Scan the data for "Schuss" and copy the lines it appears in.

### Entries shown
* start *
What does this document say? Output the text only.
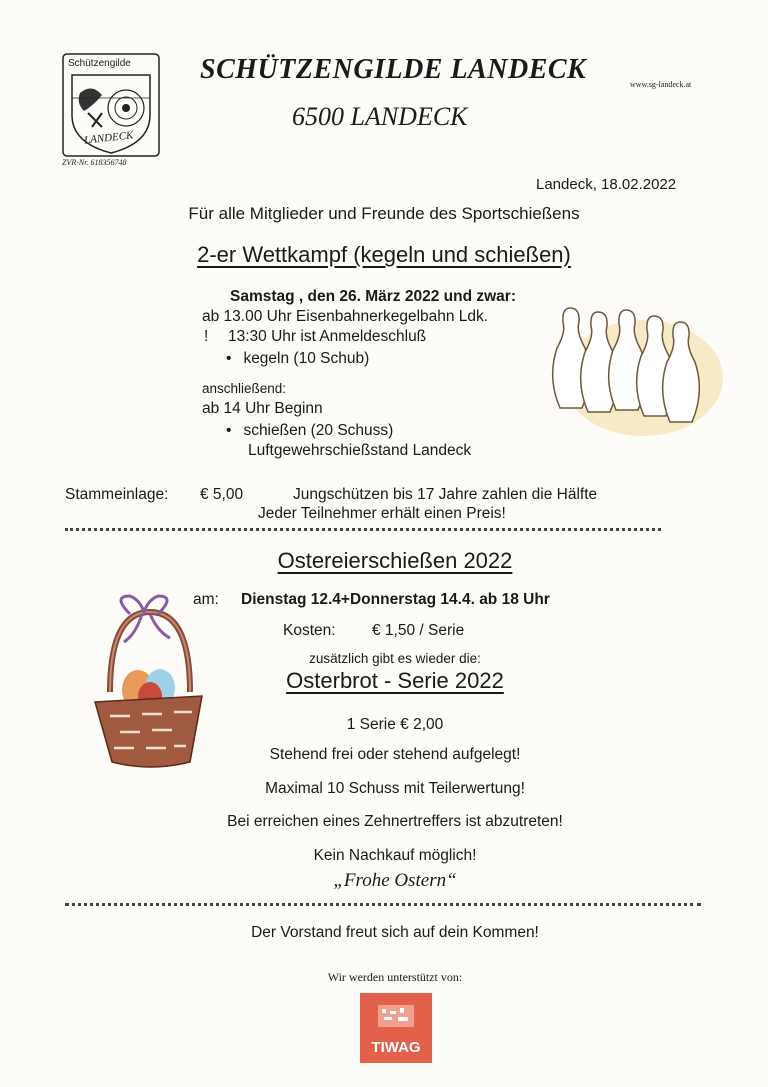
Schützengilde
LANDECK
ZVR-Nr. 618356748
SCHÜTZENGILDE LANDECK	www.sg-landeck.at
6500 LANDECK
Landeck, 18.02.2022
Für alle Mitglieder und Freunde des Sportschießens
2-er Wettkampf (kegeln und schießen)
Samstag , den 26. März 2022 und zwar:
ab 13.00 Uhr Eisenbahnerkegelbahn Ldk.
! 13:30 Uhr ist Anmeldeschluß
• kegeln (10 Schub)
anschließend:
ab 14 Uhr Beginn
• schießen (20 Schuss)
Luftgewehrschießstand Landeck
Stammeinlage: € 5,00	Jungschützen bis 17 Jahre zahlen die Hälfte
Jeder Teilnehmer erhält einen Preis!
Ostereierschießen 2022
am: Dienstag 12.4+Donnerstag 14.4. ab 18 Uhr
Kosten: € 1,50 / Serie
zusätzlich gibt es wieder die:
Osterbrot - Serie 2022
1 Serie € 2,00
Stehend frei oder stehend aufgelegt!
Maximal 10 Schuss mit Teilerwertung!
Bei erreichen eines Zehnertreffers ist abzutreten!
Kein Nachkauf möglich!
„Frohe Ostern“
Der Vorstand freut sich auf dein Kommen!
Wir werden unterstützt von:
TIWAG
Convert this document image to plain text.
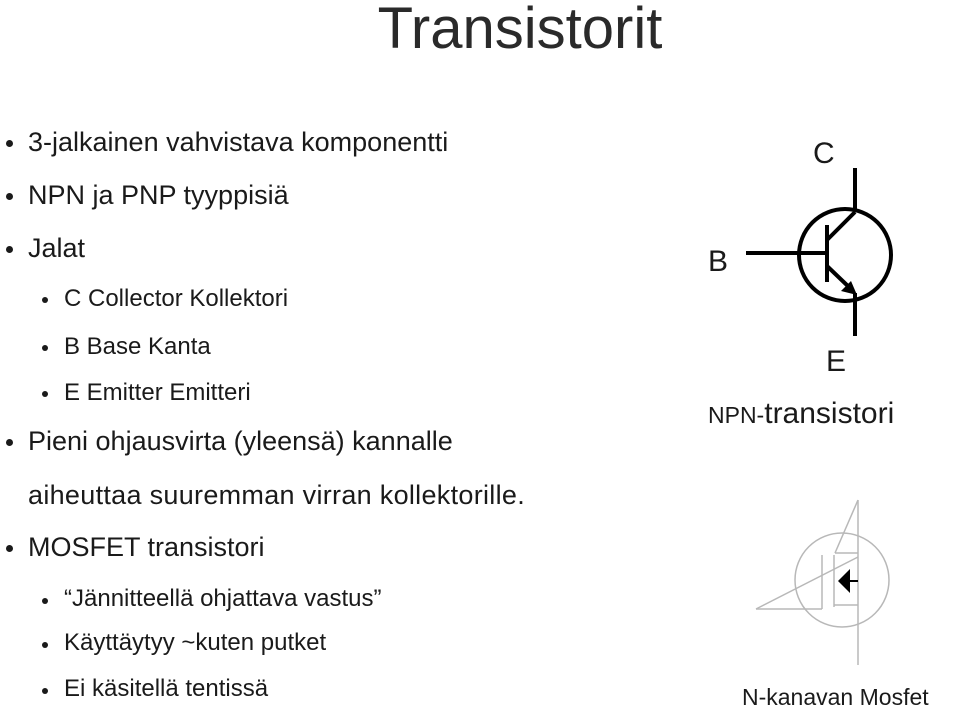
Transistorit
3-jalkainen vahvistava komponentti
NPN ja PNP tyyppisiä
Jalat
C Collector Kollektori
B Base Kanta
E Emitter Emitteri
Pieni ohjausvirta (yleensä) kannalle
aiheuttaa suuremman virran kollektorille.
MOSFET transistori
“Jännitteellä ohjattava vastus”
Käyttäytyy ~kuten putket
Ei käsitellä tentissä
C
B
E
NPN-transistori
N-kanavan Mosfet
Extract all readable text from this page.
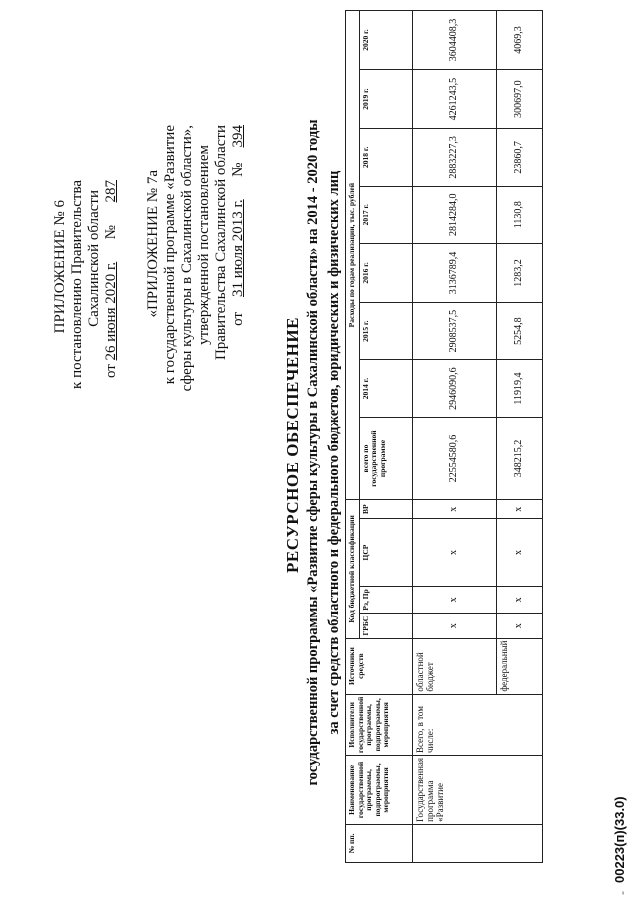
ПРИЛОЖЕНИЕ № 6 к постановлению Правительства Сахалинской области
от 26 июня 2020 г.      №      287 «ПРИЛОЖЕНИЕ № 7а к государственной программе «Развитие сферы культуры в Сахалинской области», утвержденной постановлением Правительства Сахалинской области от    31 июля 2013 г.      №    394
РЕСУРСНОЕ ОБЕСПЕЧЕНИЕ государственной программы «Развитие сферы культуры в Сахалинской области» на 2014 - 2020 годы за счет средств областного и федерального бюджетов, юридических и физических лиц
№ пп.	Наименование государственной программы, подпрограммы, мероприятия	Исполнители государственной программы, подпрограммы, мероприятия	Источники средств	Код бюджетной классификации				Расходы по годам реализации, тыс. рублей							
				ГРБС	Рз, Пр	ЦСР	ВР	всего по государственной программе	2014 г.	2015 г.	2016 г.	2017 г.	2018 г.	2019 г.	2020 г.

	Государственная программа «Развитие	Всего, в том числе:	областной бюджет	х	х	х	х	22554580,6	2946090,6	2908537,5	3136789,4	2814284,0	2883227,3	4261243,5	3604408,3
			федеральный	х	х	х	х	348215,2	11919,4	5254,8	1283,2	1130,8	23860,7	300697,0	4069,3
00223(п)(33.0)
‑
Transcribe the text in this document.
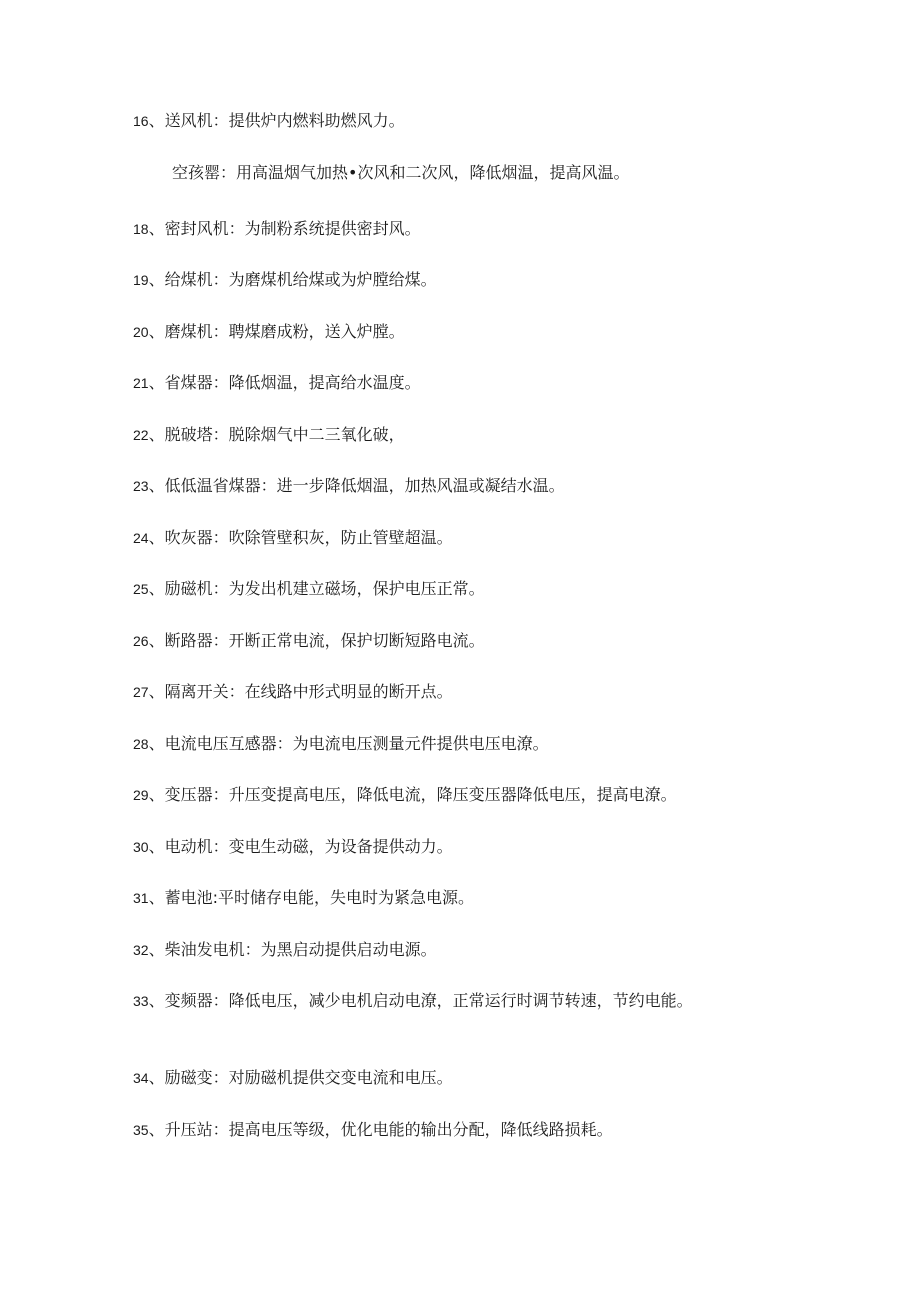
16、送风机：提供炉内燃料助燃风力。
空孩罂：用高温烟气加热•次风和二次风，降低烟温，提高风温。
18、密封风机：为制粉系统提供密封风。
19、给煤机：为磨煤机给煤或为炉膛给煤。
20、磨煤机：聘煤磨成粉，送入炉膛。
21、省煤器：降低烟温，提高给水温度。
22、脱破塔：脱除烟气中二三氧化破，
23、低低温省煤器：进一步降低烟温，加热风温或凝结水温。
24、吹灰器：吹除管壁积灰，防止管壁超温。
25、励磁机：为发出机建立磁场，保护电压正常。
26、断路器：开断正常电流，保护切断短路电流。
27、隔离开关：在线路中形式明显的断开点。
28、电流电压互感器：为电流电压测量元件提供电压电潦。
29、变压器：升压变提高电压，降低电流，降压变压器降低电压，提高电潦。
30、电动机：变电生动磁，为设备提供动力。
31、蓄电池:平时储存电能，失电时为紧急电源。
32、柴油发电机：为黑启动提供启动电源。
33、变频器：降低电压，减少电机启动电潦，正常运行时调节转速，节约电能。
34、励磁变：对励磁机提供交变电流和电压。
35、升压站：提高电压等级，优化电能的输出分配，降低线路损耗。
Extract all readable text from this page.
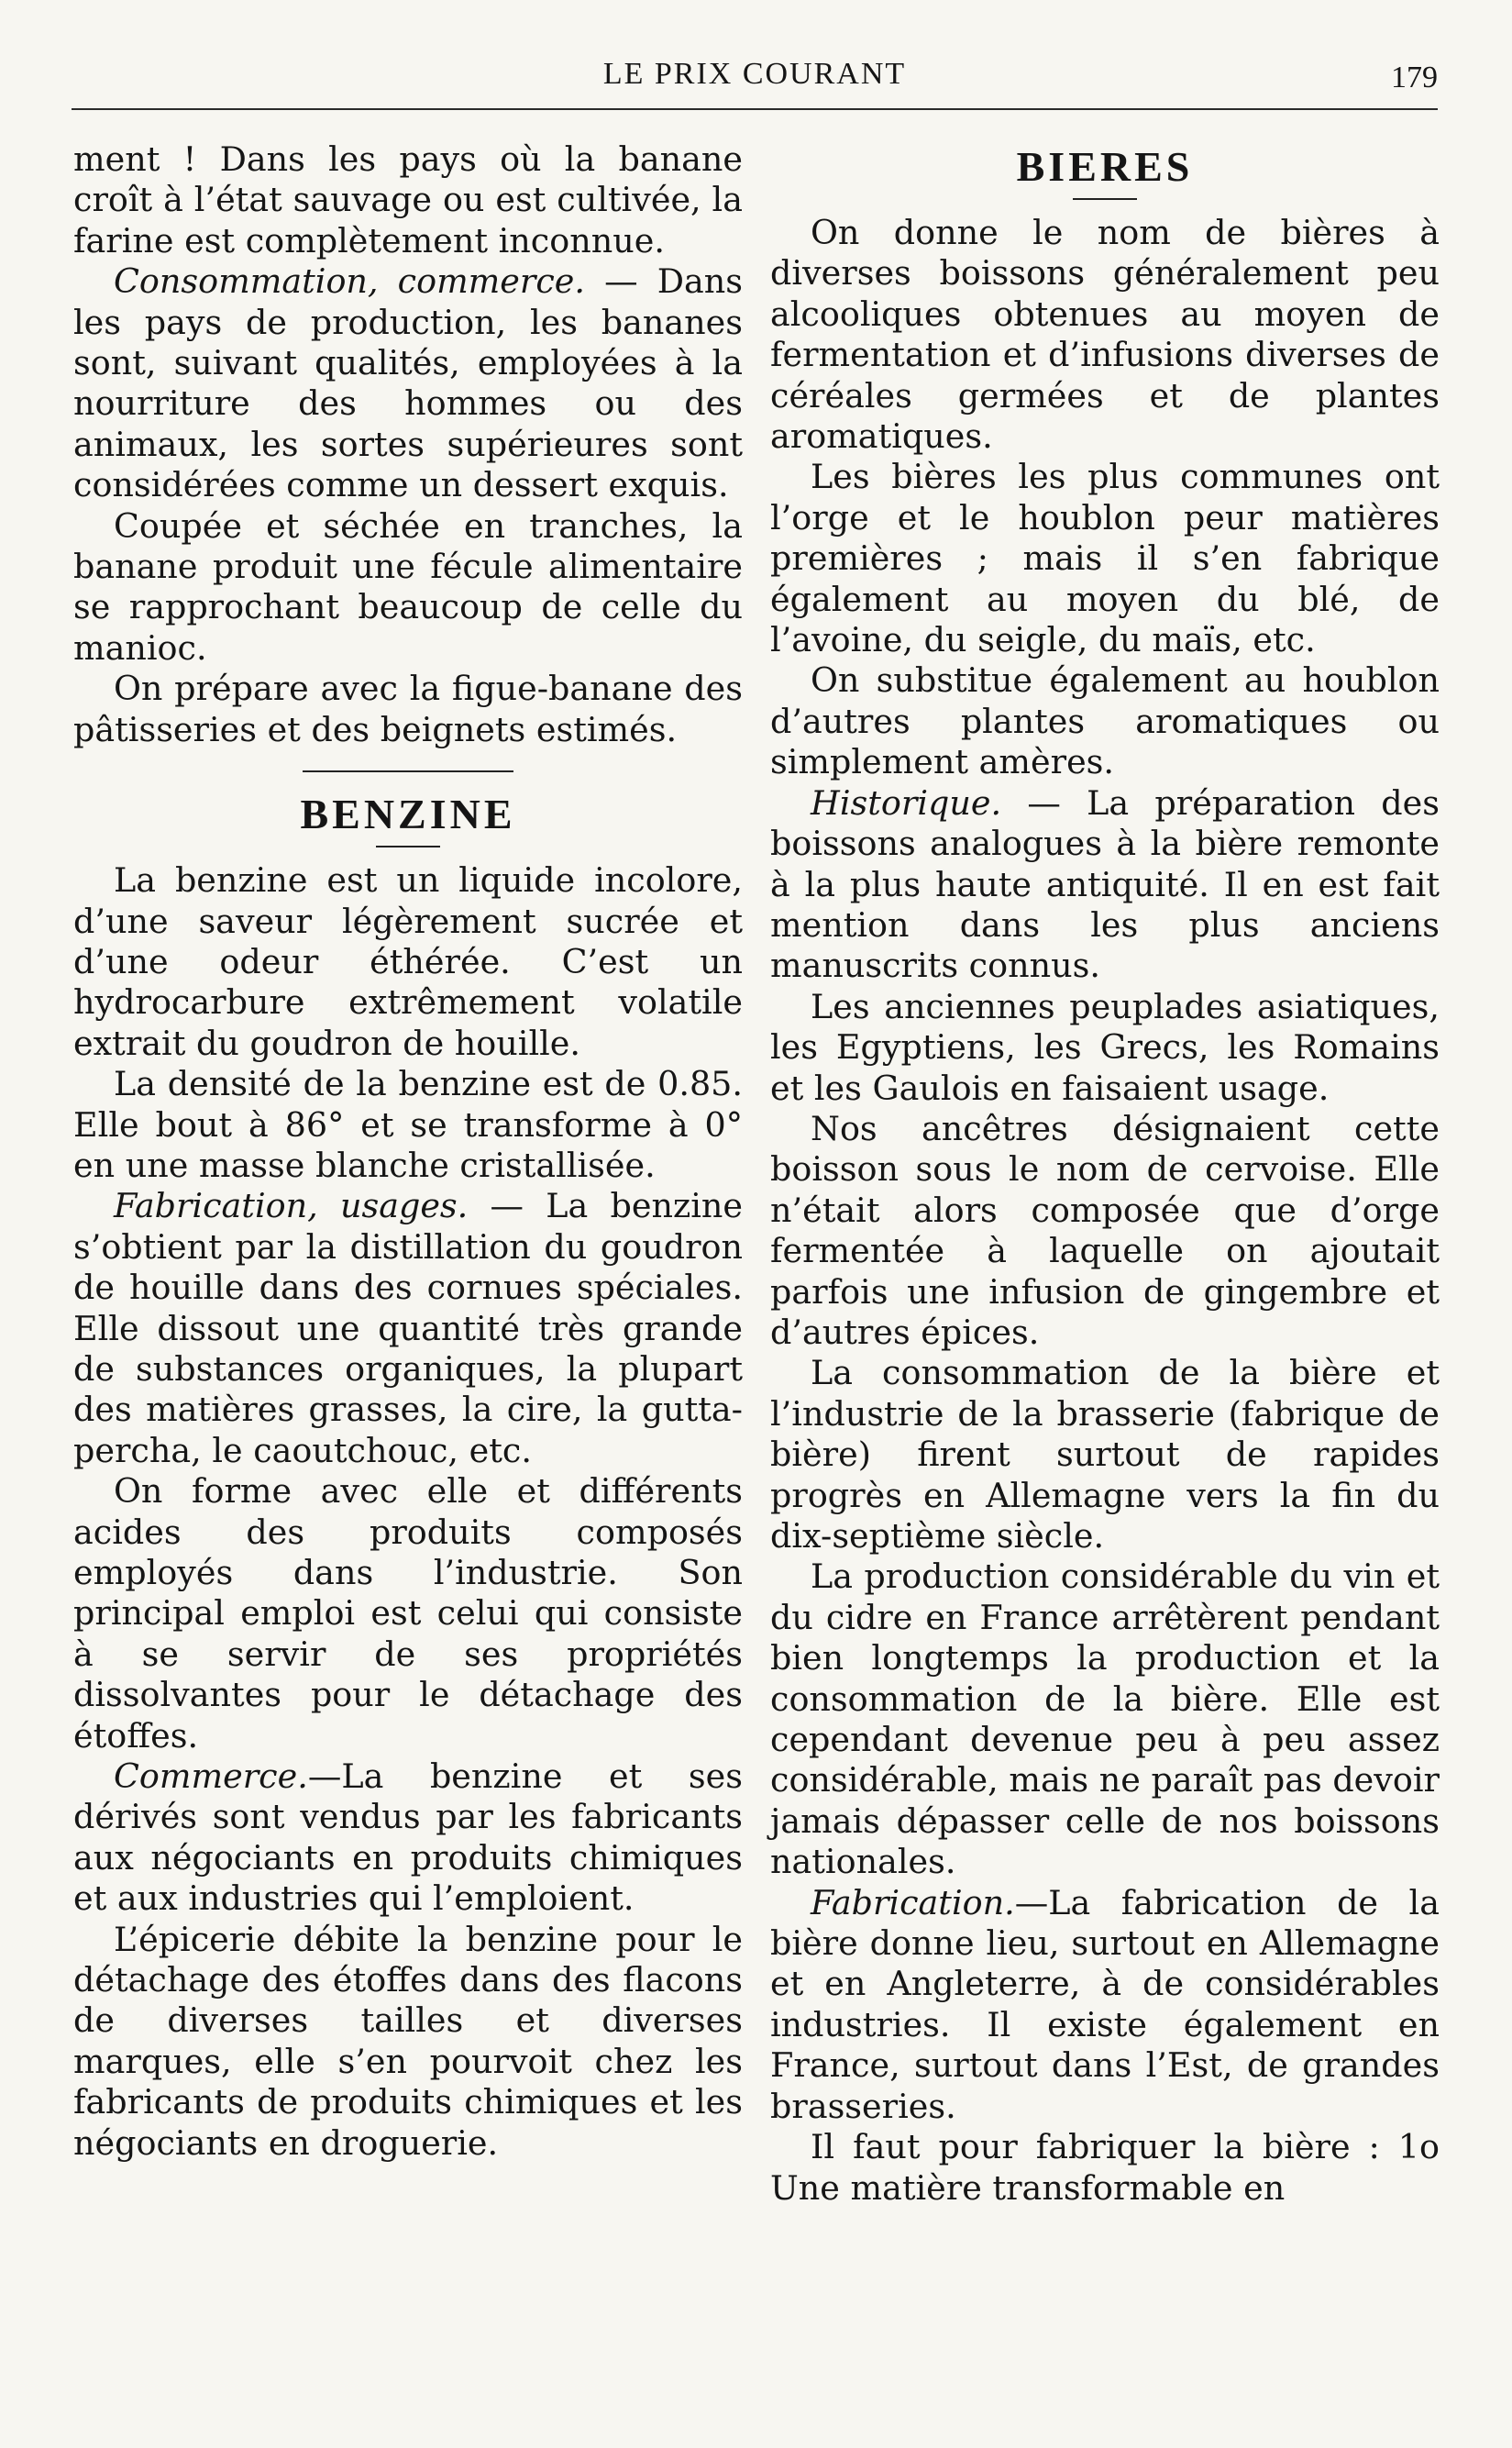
LE PRIX COURANT	179

ment ! Dans les pays où la banane croît à l’état sauvage ou est cultivée, la farine est complètement inconnue.

Consommation, commerce. — Dans les pays de production, les bananes sont, suivant qualités, employées à la nourriture des hommes ou des animaux, les sortes supérieures sont considérées comme un dessert exquis.

Coupée et séchée en tranches, la banane produit une fécule alimentaire se rapprochant beaucoup de celle du manioc.

On prépare avec la figue-banane des pâtisseries et des beignets estimés.

BENZINE

La benzine est un liquide incolore, d’une saveur légèrement sucrée et d’une odeur éthérée. C’est un hydrocarbure extrêmement volatile extrait du goudron de houille.

La densité de la benzine est de 0.85. Elle bout à 86° et se transforme à 0° en une masse blanche cristallisée.

Fabrication, usages. — La benzine s’obtient par la distillation du goudron de houille dans des cornues spéciales. Elle dissout une quantité très grande de substances organiques, la plupart des matières grasses, la cire, la gutta-percha, le caoutchouc, etc.

On forme avec elle et différents acides des produits composés employés dans l’industrie. Son principal emploi est celui qui consiste à se servir de ses propriétés dissolvantes pour le détachage des étoffes.

Commerce.—La benzine et ses dérivés sont vendus par les fabricants aux négociants en produits chimiques et aux industries qui l’emploient.

L’épicerie débite la benzine pour le détachage des étoffes dans des flacons de diverses tailles et diverses marques, elle s’en pourvoit chez les fabricants de produits chimiques et les négociants en droguerie.

BIERES

On donne le nom de bières à diverses boissons généralement peu alcooliques obtenues au moyen de fermentation et d’infusions diverses de céréales germées et de plantes aromatiques.

Les bières les plus communes ont l’orge et le houblon peur matières premières ; mais il s’en fabrique également au moyen du blé, de l’avoine, du seigle, du maïs, etc.

On substitue également au houblon d’autres plantes aromatiques ou simplement amères.

Historique. — La préparation des boissons analogues à la bière remonte à la plus haute antiquité. Il en est fait mention dans les plus anciens manuscrits connus.

Les anciennes peuplades asiatiques, les Egyptiens, les Grecs, les Romains et les Gaulois en faisaient usage.

Nos ancêtres désignaient cette boisson sous le nom de cervoise. Elle n’était alors composée que d’orge fermentée à laquelle on ajoutait parfois une infusion de gingembre et d’autres épices.

La consommation de la bière et l’industrie de la brasserie (fabrique de bière) firent surtout de rapides progrès en Allemagne vers la fin du dix-septième siècle.

La production considérable du vin et du cidre en France arrêtèrent pendant bien longtemps la production et la consommation de la bière. Elle est cependant devenue peu à peu assez considérable, mais ne paraît pas devoir jamais dépasser celle de nos boissons nationales.

Fabrication.—La fabrication de la bière donne lieu, surtout en Allemagne et en Angleterre, à de considérables industries. Il existe également en France, surtout dans l’Est, de grandes brasseries.

Il faut pour fabriquer la bière : 1o Une matière transformable en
* end *
### Result for this task
• schießen (20 Schuss)
Maximal 10 Schuss mit Teilerwertung!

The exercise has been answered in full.